(WRITTEN EXERCISE) Copy out every line in the entries below that includes "President".

(EXERCISE INPUT)

------------------------------

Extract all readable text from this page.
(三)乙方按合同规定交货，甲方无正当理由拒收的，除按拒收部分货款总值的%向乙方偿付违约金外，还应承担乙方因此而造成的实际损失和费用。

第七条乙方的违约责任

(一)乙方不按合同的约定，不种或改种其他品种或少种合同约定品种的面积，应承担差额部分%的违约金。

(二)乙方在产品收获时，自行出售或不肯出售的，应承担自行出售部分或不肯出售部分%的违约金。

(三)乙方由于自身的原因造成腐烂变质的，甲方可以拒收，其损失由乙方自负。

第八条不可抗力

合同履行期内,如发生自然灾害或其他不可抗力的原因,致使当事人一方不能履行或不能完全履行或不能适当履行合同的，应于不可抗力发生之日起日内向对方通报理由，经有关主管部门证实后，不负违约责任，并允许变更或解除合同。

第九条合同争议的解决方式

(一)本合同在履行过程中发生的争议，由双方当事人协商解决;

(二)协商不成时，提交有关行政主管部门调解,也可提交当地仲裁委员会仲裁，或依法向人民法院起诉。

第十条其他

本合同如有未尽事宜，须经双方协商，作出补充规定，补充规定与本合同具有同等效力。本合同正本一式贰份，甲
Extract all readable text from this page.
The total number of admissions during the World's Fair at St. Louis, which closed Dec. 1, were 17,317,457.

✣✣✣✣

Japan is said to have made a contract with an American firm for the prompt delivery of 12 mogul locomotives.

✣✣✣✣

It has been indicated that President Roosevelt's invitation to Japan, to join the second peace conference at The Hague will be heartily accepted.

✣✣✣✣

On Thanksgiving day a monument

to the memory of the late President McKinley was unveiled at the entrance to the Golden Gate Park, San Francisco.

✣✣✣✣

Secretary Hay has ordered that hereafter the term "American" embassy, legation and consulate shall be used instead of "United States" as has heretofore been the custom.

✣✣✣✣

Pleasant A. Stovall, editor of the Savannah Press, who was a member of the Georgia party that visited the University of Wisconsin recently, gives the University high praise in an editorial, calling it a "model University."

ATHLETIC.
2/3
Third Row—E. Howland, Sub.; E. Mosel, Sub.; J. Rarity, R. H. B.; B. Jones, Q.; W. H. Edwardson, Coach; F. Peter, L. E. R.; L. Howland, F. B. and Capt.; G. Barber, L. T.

------------------------------

(SOLUTION FOR THIS TASK)
It has been indicated that President Roosevelt's invitation to Japan, to join the second peace conference at The Hague will be heartily accepted.
to the memory of the late President McKinley was unveiled at the entrance to the Golden Gate Park, San Francisco.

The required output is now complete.